[begin THE INPUT]

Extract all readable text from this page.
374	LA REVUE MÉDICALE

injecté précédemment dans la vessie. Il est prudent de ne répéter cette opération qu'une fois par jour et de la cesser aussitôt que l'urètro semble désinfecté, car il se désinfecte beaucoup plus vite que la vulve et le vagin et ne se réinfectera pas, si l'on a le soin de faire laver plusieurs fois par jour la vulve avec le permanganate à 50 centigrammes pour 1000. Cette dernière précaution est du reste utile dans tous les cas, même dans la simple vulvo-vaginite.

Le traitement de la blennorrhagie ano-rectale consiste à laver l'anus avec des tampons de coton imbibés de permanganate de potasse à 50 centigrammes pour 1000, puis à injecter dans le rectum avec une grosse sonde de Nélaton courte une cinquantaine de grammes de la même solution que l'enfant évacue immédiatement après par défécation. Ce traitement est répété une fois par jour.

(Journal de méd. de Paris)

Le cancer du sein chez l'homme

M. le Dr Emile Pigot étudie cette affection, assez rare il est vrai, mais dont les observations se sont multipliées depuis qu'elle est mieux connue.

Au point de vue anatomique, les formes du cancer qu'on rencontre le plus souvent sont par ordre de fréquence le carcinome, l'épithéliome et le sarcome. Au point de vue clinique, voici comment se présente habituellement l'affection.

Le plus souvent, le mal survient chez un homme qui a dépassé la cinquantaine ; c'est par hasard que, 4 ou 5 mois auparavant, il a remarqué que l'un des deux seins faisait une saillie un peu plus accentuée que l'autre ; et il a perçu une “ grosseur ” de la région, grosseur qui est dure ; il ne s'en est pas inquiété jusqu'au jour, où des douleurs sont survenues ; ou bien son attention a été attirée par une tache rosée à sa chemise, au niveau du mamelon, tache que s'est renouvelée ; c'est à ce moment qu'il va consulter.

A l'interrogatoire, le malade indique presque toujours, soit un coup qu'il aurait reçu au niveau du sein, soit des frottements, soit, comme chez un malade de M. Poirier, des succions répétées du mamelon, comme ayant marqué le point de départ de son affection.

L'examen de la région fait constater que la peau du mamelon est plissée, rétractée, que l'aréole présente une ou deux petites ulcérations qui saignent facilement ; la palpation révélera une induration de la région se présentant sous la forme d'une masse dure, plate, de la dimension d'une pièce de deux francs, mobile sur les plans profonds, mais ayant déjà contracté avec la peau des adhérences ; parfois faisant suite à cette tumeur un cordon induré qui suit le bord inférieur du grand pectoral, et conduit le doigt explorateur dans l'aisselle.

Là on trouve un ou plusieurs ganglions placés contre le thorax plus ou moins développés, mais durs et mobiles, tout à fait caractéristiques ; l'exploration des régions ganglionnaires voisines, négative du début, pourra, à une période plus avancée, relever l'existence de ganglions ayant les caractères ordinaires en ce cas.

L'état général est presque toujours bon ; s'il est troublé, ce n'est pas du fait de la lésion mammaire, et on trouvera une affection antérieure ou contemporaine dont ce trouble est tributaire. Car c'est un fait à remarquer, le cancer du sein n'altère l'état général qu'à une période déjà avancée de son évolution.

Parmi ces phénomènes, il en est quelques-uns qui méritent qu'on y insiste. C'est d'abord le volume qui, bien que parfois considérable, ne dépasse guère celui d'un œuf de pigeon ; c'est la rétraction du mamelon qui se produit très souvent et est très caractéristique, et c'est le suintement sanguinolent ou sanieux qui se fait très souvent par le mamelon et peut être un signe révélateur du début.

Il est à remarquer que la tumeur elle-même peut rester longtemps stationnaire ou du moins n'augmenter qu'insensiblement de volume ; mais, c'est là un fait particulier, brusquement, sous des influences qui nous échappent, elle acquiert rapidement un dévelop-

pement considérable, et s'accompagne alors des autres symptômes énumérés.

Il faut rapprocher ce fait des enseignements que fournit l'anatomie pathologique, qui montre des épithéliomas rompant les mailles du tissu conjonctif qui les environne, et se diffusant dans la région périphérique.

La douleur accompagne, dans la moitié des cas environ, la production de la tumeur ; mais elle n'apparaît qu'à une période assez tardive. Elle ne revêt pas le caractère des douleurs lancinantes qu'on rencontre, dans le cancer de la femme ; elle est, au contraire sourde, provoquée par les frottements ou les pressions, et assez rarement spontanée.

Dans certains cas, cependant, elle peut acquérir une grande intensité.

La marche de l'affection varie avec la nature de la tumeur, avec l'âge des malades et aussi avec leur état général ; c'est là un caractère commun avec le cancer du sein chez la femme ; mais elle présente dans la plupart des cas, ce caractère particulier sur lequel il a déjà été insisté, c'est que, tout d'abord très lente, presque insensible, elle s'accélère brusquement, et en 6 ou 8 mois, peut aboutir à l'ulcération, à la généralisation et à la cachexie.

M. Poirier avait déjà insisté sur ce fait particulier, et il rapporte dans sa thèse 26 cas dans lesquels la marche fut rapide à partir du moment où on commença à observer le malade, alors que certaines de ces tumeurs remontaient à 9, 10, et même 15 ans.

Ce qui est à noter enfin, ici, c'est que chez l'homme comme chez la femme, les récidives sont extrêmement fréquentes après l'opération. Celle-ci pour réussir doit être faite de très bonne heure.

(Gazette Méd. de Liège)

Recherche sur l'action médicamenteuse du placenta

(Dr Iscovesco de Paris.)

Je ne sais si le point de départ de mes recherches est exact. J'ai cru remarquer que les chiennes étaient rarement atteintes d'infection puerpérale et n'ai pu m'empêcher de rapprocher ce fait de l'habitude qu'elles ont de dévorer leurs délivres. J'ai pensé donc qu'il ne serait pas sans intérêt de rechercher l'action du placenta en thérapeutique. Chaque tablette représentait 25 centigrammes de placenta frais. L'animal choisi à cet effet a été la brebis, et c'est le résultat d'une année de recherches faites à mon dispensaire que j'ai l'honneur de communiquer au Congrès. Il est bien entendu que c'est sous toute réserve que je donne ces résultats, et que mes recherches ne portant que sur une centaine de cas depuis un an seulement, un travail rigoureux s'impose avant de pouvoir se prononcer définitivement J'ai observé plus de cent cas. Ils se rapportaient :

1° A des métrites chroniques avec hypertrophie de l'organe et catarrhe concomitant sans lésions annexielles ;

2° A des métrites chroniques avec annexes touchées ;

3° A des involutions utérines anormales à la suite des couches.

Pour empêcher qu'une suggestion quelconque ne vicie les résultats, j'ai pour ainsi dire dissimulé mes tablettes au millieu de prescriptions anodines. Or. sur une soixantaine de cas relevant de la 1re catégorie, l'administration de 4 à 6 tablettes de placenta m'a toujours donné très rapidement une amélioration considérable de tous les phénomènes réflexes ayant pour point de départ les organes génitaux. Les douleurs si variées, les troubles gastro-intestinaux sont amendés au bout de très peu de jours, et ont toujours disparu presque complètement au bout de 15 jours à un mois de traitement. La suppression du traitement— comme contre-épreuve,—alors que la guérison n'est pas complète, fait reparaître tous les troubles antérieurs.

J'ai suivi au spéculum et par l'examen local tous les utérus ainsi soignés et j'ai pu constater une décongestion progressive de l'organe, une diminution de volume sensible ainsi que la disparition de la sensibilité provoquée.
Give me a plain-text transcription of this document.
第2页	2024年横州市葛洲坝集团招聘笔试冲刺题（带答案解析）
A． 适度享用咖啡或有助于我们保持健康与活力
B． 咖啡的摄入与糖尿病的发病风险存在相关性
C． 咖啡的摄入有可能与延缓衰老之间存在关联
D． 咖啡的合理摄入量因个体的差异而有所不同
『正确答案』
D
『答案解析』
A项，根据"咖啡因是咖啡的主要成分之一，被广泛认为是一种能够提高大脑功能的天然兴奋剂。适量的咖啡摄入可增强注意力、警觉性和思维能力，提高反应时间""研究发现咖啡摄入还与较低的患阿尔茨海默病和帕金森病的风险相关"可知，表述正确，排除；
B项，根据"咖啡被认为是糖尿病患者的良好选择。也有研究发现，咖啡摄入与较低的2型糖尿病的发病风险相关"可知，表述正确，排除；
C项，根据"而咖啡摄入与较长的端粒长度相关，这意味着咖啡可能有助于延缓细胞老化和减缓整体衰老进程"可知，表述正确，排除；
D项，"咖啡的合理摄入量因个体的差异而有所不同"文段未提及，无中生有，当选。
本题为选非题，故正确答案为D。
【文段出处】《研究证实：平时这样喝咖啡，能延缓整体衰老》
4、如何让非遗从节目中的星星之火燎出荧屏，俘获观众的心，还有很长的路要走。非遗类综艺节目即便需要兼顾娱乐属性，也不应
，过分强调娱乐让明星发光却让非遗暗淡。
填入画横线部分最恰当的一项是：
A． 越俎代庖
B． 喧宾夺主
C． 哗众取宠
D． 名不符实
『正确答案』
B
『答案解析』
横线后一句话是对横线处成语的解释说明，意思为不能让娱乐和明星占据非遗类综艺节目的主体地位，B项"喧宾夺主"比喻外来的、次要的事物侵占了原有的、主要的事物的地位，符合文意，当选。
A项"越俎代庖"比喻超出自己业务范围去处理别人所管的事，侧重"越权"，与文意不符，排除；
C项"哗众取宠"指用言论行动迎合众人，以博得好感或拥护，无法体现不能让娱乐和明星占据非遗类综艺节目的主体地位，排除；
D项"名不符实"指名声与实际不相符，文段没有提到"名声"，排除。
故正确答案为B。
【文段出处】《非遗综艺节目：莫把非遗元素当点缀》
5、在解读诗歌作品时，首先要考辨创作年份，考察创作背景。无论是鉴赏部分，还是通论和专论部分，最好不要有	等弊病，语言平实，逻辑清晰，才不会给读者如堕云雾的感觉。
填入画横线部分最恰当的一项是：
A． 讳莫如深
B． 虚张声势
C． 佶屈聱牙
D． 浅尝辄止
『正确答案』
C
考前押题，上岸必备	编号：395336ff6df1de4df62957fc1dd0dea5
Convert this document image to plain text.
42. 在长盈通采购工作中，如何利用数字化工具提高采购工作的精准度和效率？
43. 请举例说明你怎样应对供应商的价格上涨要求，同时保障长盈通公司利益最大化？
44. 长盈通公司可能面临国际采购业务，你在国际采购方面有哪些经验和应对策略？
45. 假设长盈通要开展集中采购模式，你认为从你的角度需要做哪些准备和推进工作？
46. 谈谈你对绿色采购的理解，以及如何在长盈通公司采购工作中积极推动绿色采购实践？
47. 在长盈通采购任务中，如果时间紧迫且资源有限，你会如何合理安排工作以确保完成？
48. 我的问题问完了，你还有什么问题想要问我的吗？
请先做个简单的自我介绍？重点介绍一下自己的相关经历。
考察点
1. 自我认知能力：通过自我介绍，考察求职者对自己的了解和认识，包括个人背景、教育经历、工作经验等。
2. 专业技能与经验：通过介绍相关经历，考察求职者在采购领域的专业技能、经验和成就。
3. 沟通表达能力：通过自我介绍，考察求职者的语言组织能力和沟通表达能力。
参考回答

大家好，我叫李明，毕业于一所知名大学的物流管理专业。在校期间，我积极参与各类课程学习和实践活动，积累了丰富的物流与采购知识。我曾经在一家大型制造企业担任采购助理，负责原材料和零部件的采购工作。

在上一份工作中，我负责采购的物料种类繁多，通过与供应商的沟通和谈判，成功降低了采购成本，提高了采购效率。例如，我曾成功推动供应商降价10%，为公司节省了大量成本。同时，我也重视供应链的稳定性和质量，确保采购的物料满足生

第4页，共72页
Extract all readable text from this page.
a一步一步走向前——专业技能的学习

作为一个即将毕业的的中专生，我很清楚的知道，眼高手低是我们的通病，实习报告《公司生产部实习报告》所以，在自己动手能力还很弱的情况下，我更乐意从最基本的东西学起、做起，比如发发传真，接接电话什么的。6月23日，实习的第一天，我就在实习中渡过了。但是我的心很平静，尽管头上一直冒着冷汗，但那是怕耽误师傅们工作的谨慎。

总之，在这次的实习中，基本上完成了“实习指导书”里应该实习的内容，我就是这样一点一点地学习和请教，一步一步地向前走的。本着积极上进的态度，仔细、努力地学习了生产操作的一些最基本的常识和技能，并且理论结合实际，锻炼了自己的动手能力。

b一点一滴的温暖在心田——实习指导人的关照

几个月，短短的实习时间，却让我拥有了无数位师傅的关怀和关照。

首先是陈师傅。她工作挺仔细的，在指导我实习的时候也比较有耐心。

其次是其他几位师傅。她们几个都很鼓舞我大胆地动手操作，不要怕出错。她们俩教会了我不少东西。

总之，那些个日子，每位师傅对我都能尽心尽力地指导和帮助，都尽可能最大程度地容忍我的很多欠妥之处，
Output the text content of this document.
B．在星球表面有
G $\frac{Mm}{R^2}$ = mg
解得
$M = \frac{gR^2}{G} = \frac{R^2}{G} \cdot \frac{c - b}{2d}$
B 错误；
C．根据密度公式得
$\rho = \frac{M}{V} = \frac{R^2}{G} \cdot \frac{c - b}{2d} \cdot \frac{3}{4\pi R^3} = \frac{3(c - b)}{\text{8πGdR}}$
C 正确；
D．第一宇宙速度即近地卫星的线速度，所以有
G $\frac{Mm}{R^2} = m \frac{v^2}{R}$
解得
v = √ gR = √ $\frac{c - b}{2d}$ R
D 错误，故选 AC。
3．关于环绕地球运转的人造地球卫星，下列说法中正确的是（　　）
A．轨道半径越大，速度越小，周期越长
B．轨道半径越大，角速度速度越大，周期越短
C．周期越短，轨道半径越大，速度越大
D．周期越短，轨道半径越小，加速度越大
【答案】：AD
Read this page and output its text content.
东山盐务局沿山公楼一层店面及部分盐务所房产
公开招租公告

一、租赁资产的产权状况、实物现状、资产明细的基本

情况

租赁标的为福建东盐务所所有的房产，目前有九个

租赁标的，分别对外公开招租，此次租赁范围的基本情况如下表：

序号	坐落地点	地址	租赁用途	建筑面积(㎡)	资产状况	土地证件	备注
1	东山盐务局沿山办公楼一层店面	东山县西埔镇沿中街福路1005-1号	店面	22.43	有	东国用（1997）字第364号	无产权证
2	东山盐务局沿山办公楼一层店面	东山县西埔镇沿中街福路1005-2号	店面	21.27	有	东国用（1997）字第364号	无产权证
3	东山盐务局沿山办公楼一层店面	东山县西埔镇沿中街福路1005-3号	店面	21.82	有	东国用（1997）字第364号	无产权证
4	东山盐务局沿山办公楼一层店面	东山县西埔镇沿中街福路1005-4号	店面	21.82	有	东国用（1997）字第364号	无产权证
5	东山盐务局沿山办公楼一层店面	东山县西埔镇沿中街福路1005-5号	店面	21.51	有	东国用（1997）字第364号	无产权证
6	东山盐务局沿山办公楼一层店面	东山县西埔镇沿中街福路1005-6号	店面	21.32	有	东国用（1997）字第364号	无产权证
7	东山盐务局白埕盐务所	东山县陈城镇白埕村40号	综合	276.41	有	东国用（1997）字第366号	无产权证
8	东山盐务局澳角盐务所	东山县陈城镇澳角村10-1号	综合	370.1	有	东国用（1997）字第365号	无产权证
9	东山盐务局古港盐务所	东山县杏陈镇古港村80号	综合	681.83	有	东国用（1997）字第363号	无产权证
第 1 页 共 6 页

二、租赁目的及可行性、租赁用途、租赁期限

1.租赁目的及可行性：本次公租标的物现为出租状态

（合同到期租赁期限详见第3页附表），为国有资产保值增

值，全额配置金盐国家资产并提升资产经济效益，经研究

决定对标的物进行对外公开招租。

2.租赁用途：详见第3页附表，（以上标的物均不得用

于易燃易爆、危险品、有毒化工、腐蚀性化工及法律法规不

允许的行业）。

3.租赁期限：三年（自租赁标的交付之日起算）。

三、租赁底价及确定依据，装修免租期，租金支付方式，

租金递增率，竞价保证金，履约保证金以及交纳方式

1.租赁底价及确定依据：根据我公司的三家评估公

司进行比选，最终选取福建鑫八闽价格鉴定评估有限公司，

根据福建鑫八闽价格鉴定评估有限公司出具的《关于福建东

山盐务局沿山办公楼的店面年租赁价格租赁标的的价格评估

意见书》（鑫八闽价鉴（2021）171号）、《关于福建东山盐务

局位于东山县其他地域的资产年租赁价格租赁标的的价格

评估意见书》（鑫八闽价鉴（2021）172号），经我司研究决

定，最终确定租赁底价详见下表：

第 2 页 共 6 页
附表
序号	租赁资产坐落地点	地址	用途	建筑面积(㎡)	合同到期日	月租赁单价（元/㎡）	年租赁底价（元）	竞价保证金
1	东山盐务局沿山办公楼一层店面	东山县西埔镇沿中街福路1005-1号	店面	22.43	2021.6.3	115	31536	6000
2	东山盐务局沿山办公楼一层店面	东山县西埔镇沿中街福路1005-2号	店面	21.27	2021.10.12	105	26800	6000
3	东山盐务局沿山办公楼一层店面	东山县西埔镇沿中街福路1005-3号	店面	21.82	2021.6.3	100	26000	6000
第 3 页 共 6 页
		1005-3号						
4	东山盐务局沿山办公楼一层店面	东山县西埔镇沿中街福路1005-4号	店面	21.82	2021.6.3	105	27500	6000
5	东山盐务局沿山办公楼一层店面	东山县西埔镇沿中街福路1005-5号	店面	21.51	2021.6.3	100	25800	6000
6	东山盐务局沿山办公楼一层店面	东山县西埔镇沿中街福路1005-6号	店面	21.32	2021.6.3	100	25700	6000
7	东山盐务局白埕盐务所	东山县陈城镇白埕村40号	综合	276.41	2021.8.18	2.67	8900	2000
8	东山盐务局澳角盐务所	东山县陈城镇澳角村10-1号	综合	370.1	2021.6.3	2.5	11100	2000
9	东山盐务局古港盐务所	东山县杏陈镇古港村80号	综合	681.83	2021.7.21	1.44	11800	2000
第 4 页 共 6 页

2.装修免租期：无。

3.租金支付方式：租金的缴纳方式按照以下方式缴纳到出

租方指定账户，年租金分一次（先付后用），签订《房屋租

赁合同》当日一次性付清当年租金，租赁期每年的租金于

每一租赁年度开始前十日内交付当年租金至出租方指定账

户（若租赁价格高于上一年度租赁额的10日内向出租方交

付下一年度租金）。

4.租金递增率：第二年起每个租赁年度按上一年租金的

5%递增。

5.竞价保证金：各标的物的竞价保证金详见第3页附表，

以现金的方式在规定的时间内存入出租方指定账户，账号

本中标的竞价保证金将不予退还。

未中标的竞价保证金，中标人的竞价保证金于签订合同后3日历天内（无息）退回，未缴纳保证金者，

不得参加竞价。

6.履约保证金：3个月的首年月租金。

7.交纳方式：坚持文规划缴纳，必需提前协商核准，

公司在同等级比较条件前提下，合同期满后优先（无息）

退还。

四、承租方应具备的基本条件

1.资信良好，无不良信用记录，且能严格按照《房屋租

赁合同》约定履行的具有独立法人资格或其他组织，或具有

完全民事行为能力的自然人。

[end THE INPUT]

Report each line in the preceding entries that holds the string "通过自我介绍".

1. 自我认知能力：通过自我介绍，考察求职者对自己的了解和认识，包括个人背景、教育经历、工作经验等。
3. 沟通表达能力：通过自我介绍，考察求职者的语言组织能力和沟通表达能力。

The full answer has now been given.